Material —
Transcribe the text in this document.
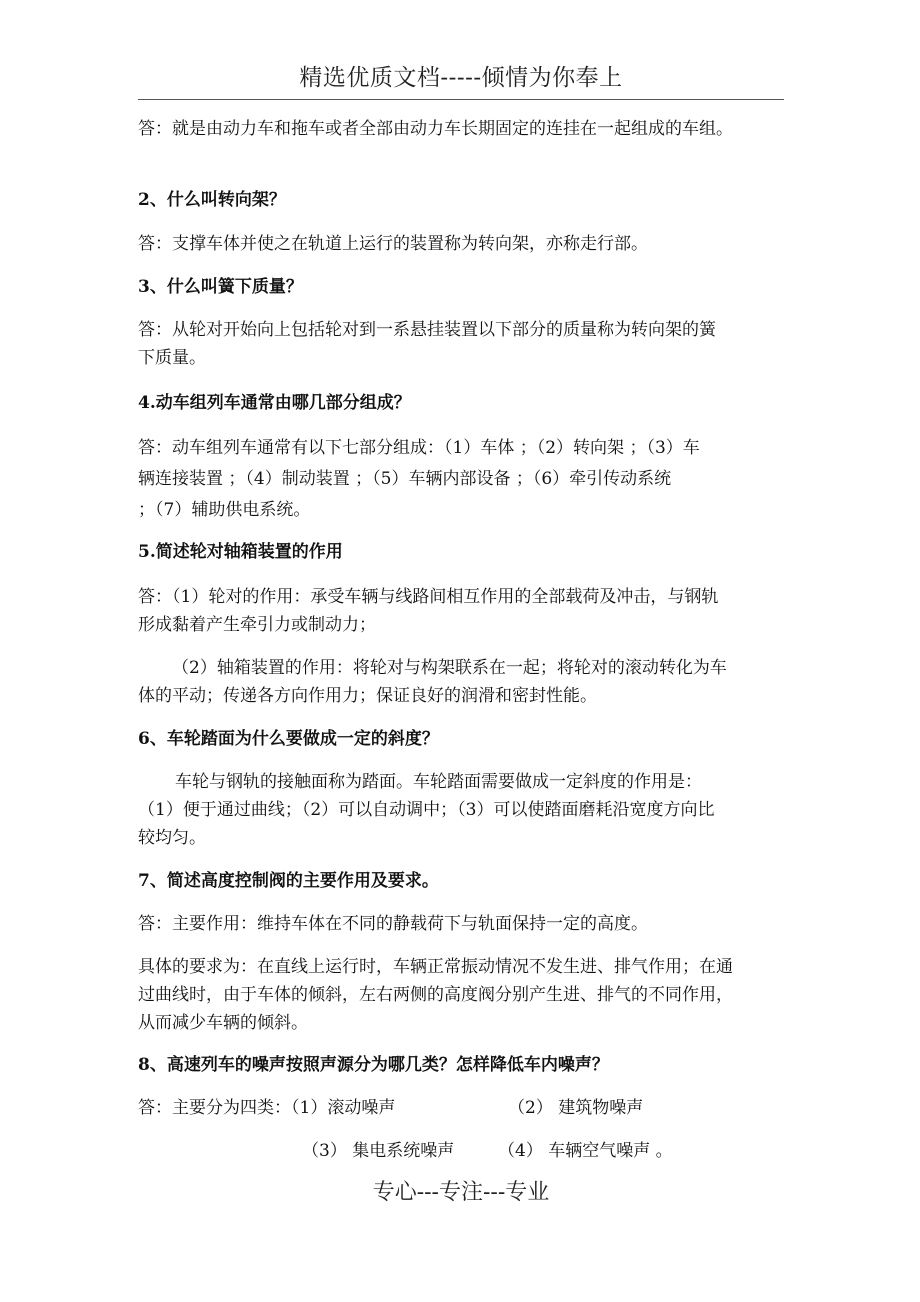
精选优质文档-----倾情为你奉上
答：就是由动力车和拖车或者全部由动力车长期固定的连挂在一起组成的车组。
2、什么叫转向架？
答：支撑车体并使之在轨道上运行的装置称为转向架，亦称走行部。
3、什么叫簧下质量？
答：从轮对开始向上包括轮对到一系悬挂装置以下部分的质量称为转向架的簧
下质量。
4.动车组列车通常由哪几部分组成？
答：动车组列车通常有以下七部分组成：（1）车体 ；（2）转向架 ；（3）车
辆连接装置 ；（4）制动装置 ；（5）车辆内部设备 ；（6）牵引传动系统
；（7）辅助供电系统。
5.简述轮对轴箱装置的作用
答：（1）轮对的作用：承受车辆与线路间相互作用的全部载荷及冲击，与钢轨
形成黏着产生牵引力或制动力；
（2）轴箱装置的作用：将轮对与构架联系在一起；将轮对的滚动转化为车
体的平动；传递各方向作用力；保证良好的润滑和密封性能。
6、车轮踏面为什么要做成一定的斜度？
车轮与钢轨的接触面称为踏面。车轮踏面需要做成一定斜度的作用是：
（1）便于通过曲线；（2）可以自动调中；（3）可以使踏面磨耗沿宽度方向比
较均匀。
7、简述高度控制阀的主要作用及要求。
答：主要作用：维持车体在不同的静载荷下与轨面保持一定的高度。
具体的要求为：在直线上运行时，车辆正常振动情况不发生进、排气作用；在通
过曲线时，由于车体的倾斜，左右两侧的高度阀分别产生进、排气的不同作用，
从而减少车辆的倾斜。
8、高速列车的噪声按照声源分为哪几类？怎样降低车内噪声？
答：主要分为四类：（1）滚动噪声	（2） 建筑物噪声
（3） 集电系统噪声	（4） 车辆空气噪声 。
专心---专注---专业
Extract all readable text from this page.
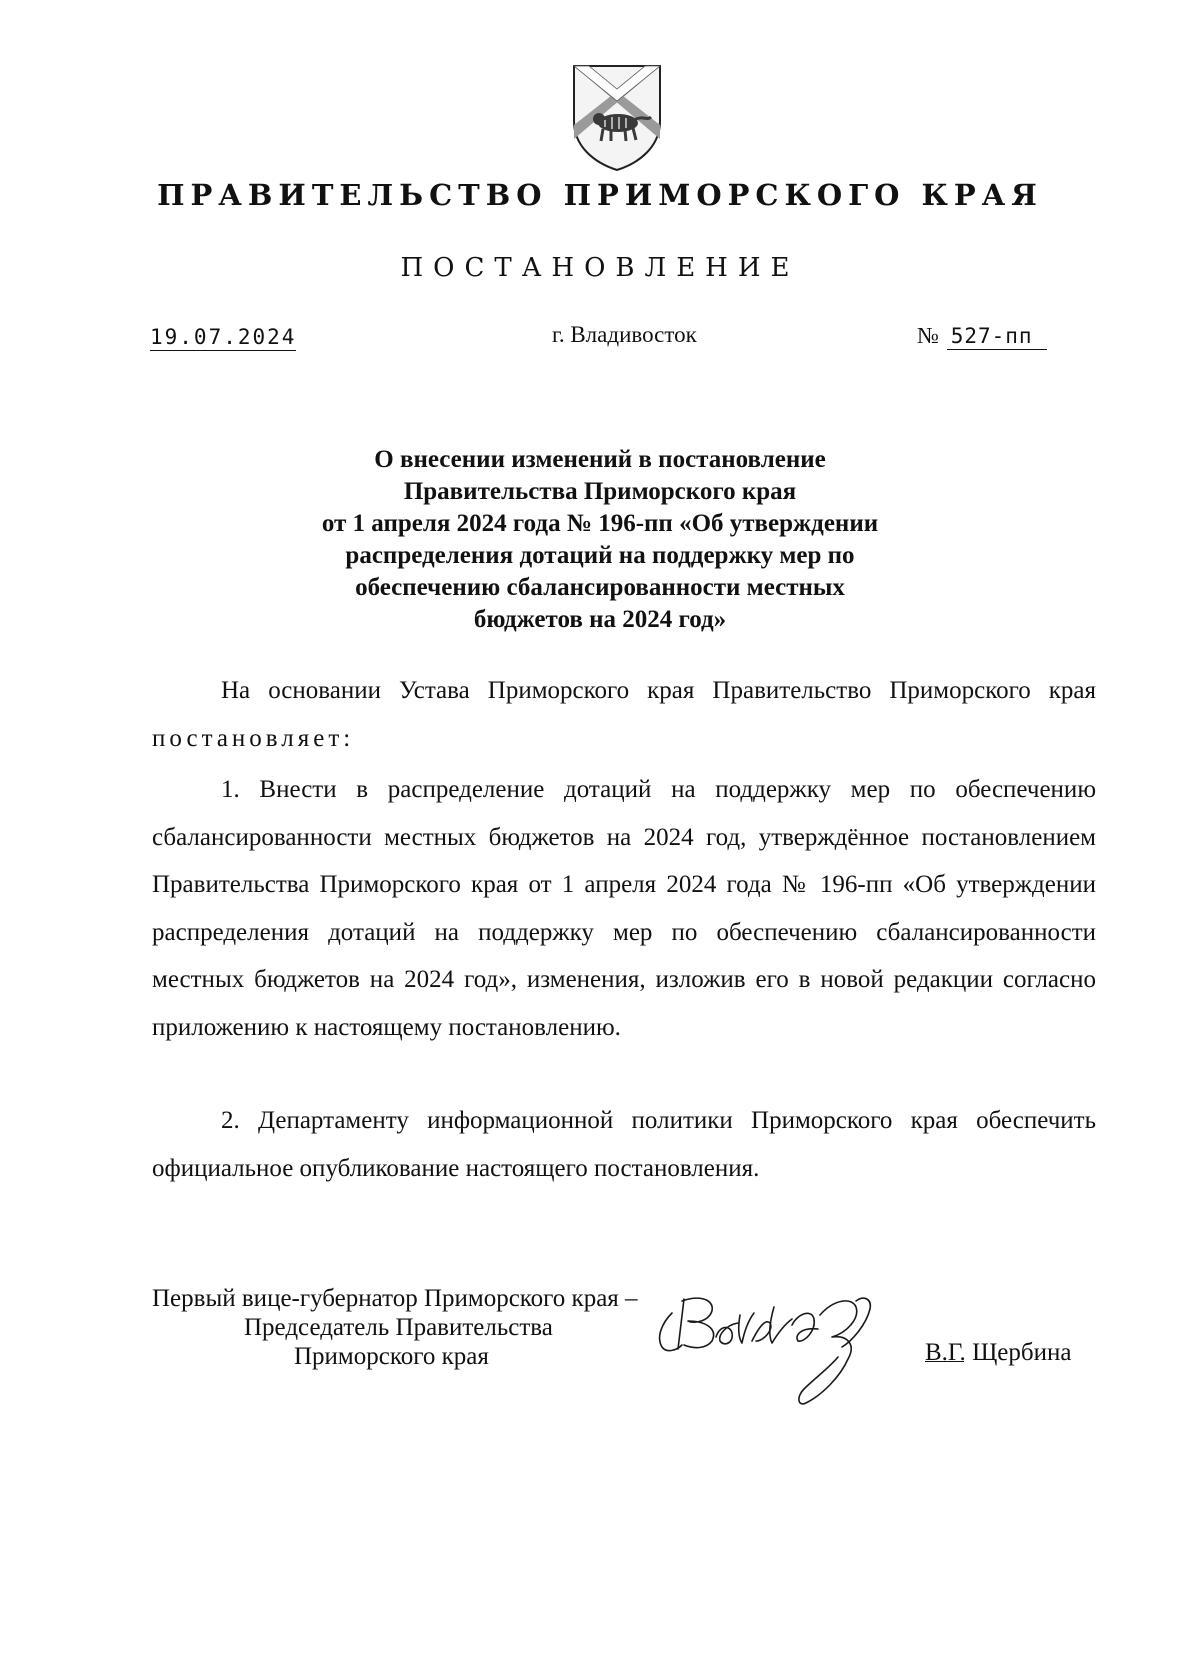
ПРАВИТЕЛЬСТВО ПРИМОРСКОГО КРАЯ
ПОСТАНОВЛЕНИЕ
19.07.2024	г. Владивосток	№ 527-пп
О внесении изменений в постановление
Правительства Приморского края
от 1 апреля 2024 года № 196-пп «Об утверждении
распределения дотаций на поддержку мер по
обеспечению сбалансированности местных
бюджетов на 2024 год»
На основании Устава Приморского края Правительство Приморского края постановляет:
1. Внести в распределение дотаций на поддержку мер по обеспечению сбалансированности местных бюджетов на 2024 год, утверждённое постановлением Правительства Приморского края от 1 апреля 2024 года № 196-пп «Об утверждении распределения дотаций на поддержку мер по обеспечению сбалансированности местных бюджетов на 2024 год», изменения, изложив его в новой редакции согласно приложению к настоящему постановлению.
2. Департаменту информационной политики Приморского края обеспечить официальное опубликование настоящего постановления.
Первый вице-губернатор Приморского края –
Председатель Правительства
Приморского края	В.Г. Щербина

Exercise instructions — Retype all of the entries exactly as written, leaving out any images.

Result —
Transcribe the text in this document.
精选优质文档-----倾情为你奉上
答：就是由动力车和拖车或者全部由动力车长期固定的连挂在一起组成的车组。
2、什么叫转向架？
答：支撑车体并使之在轨道上运行的装置称为转向架，亦称走行部。
3、什么叫簧下质量？
答：从轮对开始向上包括轮对到一系悬挂装置以下部分的质量称为转向架的簧
下质量。
4.动车组列车通常由哪几部分组成？
答：动车组列车通常有以下七部分组成：（1）车体 ；（2）转向架 ；（3）车
辆连接装置 ；（4）制动装置 ；（5）车辆内部设备 ；（6）牵引传动系统
；（7）辅助供电系统。
5.简述轮对轴箱装置的作用
答：（1）轮对的作用：承受车辆与线路间相互作用的全部载荷及冲击，与钢轨
形成黏着产生牵引力或制动力；
（2）轴箱装置的作用：将轮对与构架联系在一起；将轮对的滚动转化为车
体的平动；传递各方向作用力；保证良好的润滑和密封性能。
6、车轮踏面为什么要做成一定的斜度？
车轮与钢轨的接触面称为踏面。车轮踏面需要做成一定斜度的作用是：
（1）便于通过曲线；（2）可以自动调中；（3）可以使踏面磨耗沿宽度方向比
较均匀。
7、简述高度控制阀的主要作用及要求。
答：主要作用：维持车体在不同的静载荷下与轨面保持一定的高度。
具体的要求为：在直线上运行时，车辆正常振动情况不发生进、排气作用；在通
过曲线时，由于车体的倾斜，左右两侧的高度阀分别产生进、排气的不同作用，
从而减少车辆的倾斜。
8、高速列车的噪声按照声源分为哪几类？怎样降低车内噪声？
答：主要分为四类：（1）滚动噪声	（2） 建筑物噪声
（3） 集电系统噪声	（4） 车辆空气噪声 。
专心---专注---专业
Extract all readable text from this page.
ПРАВИТЕЛЬСТВО ПРИМОРСКОГО КРАЯ
ПОСТАНОВЛЕНИЕ
19.07.2024	г. Владивосток	№ 527-пп
О внесении изменений в постановление
Правительства Приморского края
от 1 апреля 2024 года № 196-пп «Об утверждении
распределения дотаций на поддержку мер по
обеспечению сбалансированности местных
бюджетов на 2024 год»
На основании Устава Приморского края Правительство Приморского края постановляет:
1. Внести в распределение дотаций на поддержку мер по обеспечению сбалансированности местных бюджетов на 2024 год, утверждённое постановлением Правительства Приморского края от 1 апреля 2024 года № 196-пп «Об утверждении распределения дотаций на поддержку мер по обеспечению сбалансированности местных бюджетов на 2024 год», изменения, изложив его в новой редакции согласно приложению к настоящему постановлению.
2. Департаменту информационной политики Приморского края обеспечить официальное опубликование настоящего постановления.
Первый вице-губернатор Приморского края –
Председатель Правительства
Приморского края	В.Г. Щербина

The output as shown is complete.